> GOALS:
1. Condense the paragraph of the commit message that begins "files:" into a single sentence that keeps its main facts.
2. In the rows, from the first row through the row containing "book-scan: das Bonmot", inclusive, swap "handwritten-line" for "manuscript-line". Return only those rows, with nothing else changed.

> TEXT PROVIDED:
__________________________________________________

[Python-checkins] cpython: Cleanup decode_code_page_stateful() and encode_code_page()

victor.stinner python-checkins at python.org
Fri Nov 4 00:04:10 CET 2011


http://hg.python.org/cpython/rev/17341b93871b
changeset:   73336:17341b93871b
user:        Victor Stinner <victor.stinner at haypocalc.com>
date:        Fri Nov 04 00:05:13 2011 +0100
summary:
  Cleanup decode_code_page_stateful() and encode_code_page()

 * Fix decode_code_page_errors() result
 * Inline decode_code_page() and encode_code_page_chunk()
 * Replace the PyUnicodeObject type by PyObject

files:
  Lib/test/test_codecs.py |    3 +
  Objects/unicodeobject.c |  198 +++++++++++----------------
  2 files changed, 84 insertions(+), 117 deletions(-)


diff --git a/Lib/test/test_codecs.py b/Lib/test/test_codecs.py
--- a/Lib/test/test_codecs.py
+++ b/Lib/test/test_codecs.py
@@ -1980,6 +1980,9 @@
             ))
 
     def test_incremental(self):
+        decoded = codecs.code_page_decode(932, b'\x82', 'strict', False)
+        self.assertEqual(decoded, ('', 0))
+
         decoded = codecs.code_page_decode(932,
                                           b'\xe9\x80\xe9', 'strict',
                                           False)
diff --git a/Objects/unicodeobject.c b/Objects/unicodeobject.c
--- a/Objects/unicodeobject.c
+++ b/Objects/unicodeobject.c
@@ -7006,7 +7006,7 @@
  */
 static int
 decode_code_page_strict(UINT code_page,
-                        PyUnicodeObject **v,
+                        PyObject **v,
                         const char *in,
                         int insize)
 {
@@ -7022,7 +7022,7 @@
 
     if (*v == NULL) {
         /* Create unicode object */
-        *v = _PyUnicode_New(outsize);
+        *v = (PyObject*)_PyUnicode_New(outsize);
         if (*v == NULL)
             return -1;
         out = PyUnicode_AS_UNICODE(*v);
@@ -7030,7 +7030,7 @@
     else {
         /* Extend unicode object */
         Py_ssize_t n = PyUnicode_GET_SIZE(*v);
-        if (PyUnicode_Resize((PyObject**)v, n + outsize) < 0)
+        if (PyUnicode_Resize(v, n + outsize) < 0)
             return -1;
         out = PyUnicode_AS_UNICODE(*v) + n;
     }
@@ -7057,9 +7057,8 @@
  */
 static int
 decode_code_page_errors(UINT code_page,
-                        PyUnicodeObject **v,
-                        const char *in,
-                        int size,
+                        PyObject **v,
+                        const char *in, const int size,
                         const char *errors)

__________________________________________________

> SUPPLIED INFORMATION:
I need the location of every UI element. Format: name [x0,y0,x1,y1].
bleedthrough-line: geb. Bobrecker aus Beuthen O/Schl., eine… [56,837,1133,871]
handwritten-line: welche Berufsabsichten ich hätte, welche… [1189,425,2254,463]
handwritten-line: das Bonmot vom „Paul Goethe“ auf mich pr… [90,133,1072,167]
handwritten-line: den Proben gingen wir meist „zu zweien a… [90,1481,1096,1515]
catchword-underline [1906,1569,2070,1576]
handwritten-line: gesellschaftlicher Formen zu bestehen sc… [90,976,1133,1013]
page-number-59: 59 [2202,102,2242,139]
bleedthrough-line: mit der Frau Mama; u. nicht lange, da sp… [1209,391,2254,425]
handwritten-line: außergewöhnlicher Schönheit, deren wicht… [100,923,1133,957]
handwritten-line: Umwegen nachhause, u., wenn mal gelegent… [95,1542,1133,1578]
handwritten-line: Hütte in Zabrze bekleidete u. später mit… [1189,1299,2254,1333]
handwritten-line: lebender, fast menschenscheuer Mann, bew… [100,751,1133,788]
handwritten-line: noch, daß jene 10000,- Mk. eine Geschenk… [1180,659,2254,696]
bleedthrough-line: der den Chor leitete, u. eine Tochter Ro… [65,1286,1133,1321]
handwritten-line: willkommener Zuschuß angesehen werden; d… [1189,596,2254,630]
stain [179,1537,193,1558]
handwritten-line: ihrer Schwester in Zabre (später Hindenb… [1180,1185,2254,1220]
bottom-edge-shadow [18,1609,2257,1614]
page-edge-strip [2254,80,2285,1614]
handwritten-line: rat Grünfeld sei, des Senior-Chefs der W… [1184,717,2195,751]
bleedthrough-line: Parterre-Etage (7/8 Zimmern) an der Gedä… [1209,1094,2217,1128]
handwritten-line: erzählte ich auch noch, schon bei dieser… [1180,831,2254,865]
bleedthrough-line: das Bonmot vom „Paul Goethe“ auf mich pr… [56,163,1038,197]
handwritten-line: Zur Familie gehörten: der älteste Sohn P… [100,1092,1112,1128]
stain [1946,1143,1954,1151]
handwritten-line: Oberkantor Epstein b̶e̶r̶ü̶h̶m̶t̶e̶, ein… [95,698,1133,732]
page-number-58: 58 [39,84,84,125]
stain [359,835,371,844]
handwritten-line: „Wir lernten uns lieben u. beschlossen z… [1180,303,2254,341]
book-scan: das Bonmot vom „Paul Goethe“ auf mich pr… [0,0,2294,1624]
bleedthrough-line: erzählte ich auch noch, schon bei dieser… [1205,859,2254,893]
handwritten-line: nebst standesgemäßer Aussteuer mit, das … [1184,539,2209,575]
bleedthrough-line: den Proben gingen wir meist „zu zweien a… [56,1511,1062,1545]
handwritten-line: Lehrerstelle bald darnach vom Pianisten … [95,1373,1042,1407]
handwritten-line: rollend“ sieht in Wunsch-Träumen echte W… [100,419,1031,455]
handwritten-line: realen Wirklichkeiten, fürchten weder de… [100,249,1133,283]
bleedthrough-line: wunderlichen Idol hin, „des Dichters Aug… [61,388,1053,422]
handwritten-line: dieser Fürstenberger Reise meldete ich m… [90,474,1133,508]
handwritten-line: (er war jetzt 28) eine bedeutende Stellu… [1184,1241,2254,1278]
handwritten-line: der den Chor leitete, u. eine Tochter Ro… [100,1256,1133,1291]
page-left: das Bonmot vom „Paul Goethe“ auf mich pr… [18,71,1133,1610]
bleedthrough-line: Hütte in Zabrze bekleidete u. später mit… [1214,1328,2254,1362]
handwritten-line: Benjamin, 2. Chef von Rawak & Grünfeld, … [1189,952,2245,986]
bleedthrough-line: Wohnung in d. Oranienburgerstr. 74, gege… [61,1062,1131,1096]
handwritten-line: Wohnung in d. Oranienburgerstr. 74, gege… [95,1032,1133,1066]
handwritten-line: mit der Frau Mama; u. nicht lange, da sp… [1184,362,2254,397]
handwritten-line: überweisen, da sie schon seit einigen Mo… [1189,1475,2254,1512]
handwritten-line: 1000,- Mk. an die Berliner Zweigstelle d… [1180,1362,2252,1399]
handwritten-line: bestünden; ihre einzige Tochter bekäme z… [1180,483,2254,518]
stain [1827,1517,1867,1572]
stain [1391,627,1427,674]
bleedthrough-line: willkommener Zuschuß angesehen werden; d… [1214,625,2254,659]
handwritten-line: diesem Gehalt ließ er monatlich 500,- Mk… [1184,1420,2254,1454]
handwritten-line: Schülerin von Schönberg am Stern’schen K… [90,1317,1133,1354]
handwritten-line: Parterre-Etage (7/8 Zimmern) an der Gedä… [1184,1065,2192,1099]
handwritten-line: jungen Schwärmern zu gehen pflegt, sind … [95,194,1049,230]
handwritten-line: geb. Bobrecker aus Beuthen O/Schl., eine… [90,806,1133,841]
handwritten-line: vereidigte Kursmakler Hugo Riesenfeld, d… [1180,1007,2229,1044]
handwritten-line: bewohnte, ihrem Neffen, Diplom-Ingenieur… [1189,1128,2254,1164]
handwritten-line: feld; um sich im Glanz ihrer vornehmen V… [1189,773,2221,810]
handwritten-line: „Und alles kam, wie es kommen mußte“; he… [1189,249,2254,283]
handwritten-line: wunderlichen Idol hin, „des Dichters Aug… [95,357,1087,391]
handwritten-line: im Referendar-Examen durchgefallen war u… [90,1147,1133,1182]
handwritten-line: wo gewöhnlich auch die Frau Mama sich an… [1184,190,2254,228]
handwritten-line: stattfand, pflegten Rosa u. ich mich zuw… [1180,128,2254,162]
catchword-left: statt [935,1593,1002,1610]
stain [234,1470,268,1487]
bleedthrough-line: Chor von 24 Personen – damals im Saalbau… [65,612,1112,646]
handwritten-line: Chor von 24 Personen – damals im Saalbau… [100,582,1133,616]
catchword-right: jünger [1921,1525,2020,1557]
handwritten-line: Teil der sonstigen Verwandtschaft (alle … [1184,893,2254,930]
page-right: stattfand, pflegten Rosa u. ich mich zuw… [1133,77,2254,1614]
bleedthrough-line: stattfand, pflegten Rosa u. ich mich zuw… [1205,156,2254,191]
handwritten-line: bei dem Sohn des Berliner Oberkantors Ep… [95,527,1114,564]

__________________________________________________

> SOLUTIONS:
1. The commit changes two files, Lib/test/test_codecs.py (3 lines added) and Objects/unicodeobject.c (198 lines changed), for a total of 84 insertions and 117 deletions.

2.
I need the location of every UI element. Format: name [x0,y0,x1,y1].
bleedthrough-line: geb. Bobrecker aus Beuthen O/Schl., eine… [56,837,1133,871]
manuscript-line: welche Berufsabsichten ich hätte, welche… [1189,425,2254,463]
manuscript-line: das Bonmot vom „Paul Goethe“ auf mich pr… [90,133,1072,167]
manuscript-line: den Proben gingen wir meist „zu zweien a… [90,1481,1096,1515]
catchword-underline [1906,1569,2070,1576]
manuscript-line: gesellschaftlicher Formen zu bestehen sc… [90,976,1133,1013]
page-number-59: 59 [2202,102,2242,139]
bleedthrough-line: mit der Frau Mama; u. nicht lange, da sp… [1209,391,2254,425]
manuscript-line: außergewöhnlicher Schönheit, deren wicht… [100,923,1133,957]
manuscript-line: Umwegen nachhause, u., wenn mal gelegent… [95,1542,1133,1578]
manuscript-line: Hütte in Zabrze bekleidete u. später mit… [1189,1299,2254,1333]
manuscript-line: lebender, fast menschenscheuer Mann, bew… [100,751,1133,788]
manuscript-line: noch, daß jene 10000,- Mk. eine Geschenk… [1180,659,2254,696]
bleedthrough-line: der den Chor leitete, u. eine Tochter Ro… [65,1286,1133,1321]
manuscript-line: willkommener Zuschuß angesehen werden; d… [1189,596,2254,630]
stain [179,1537,193,1558]
manuscript-line: ihrer Schwester in Zabre (später Hindenb… [1180,1185,2254,1220]
bottom-edge-shadow [18,1609,2257,1614]
page-edge-strip [2254,80,2285,1614]
manuscript-line: rat Grünfeld sei, des Senior-Chefs der W… [1184,717,2195,751]
bleedthrough-line: Parterre-Etage (7/8 Zimmern) an der Gedä… [1209,1094,2217,1128]
manuscript-line: erzählte ich auch noch, schon bei dieser… [1180,831,2254,865]
bleedthrough-line: das Bonmot vom „Paul Goethe“ auf mich pr… [56,163,1038,197]
manuscript-line: Zur Familie gehörten: der älteste Sohn P… [100,1092,1112,1128]
stain [1946,1143,1954,1151]
manuscript-line: Oberkantor Epstein b̶e̶r̶ü̶h̶m̶t̶e̶, ein… [95,698,1133,732]
page-number-58: 58 [39,84,84,125]
stain [359,835,371,844]
manuscript-line: „Wir lernten uns lieben u. beschlossen z… [1180,303,2254,341]
book-scan: das Bonmot vom „Paul Goethe“ auf mich pr… [0,0,2294,1624]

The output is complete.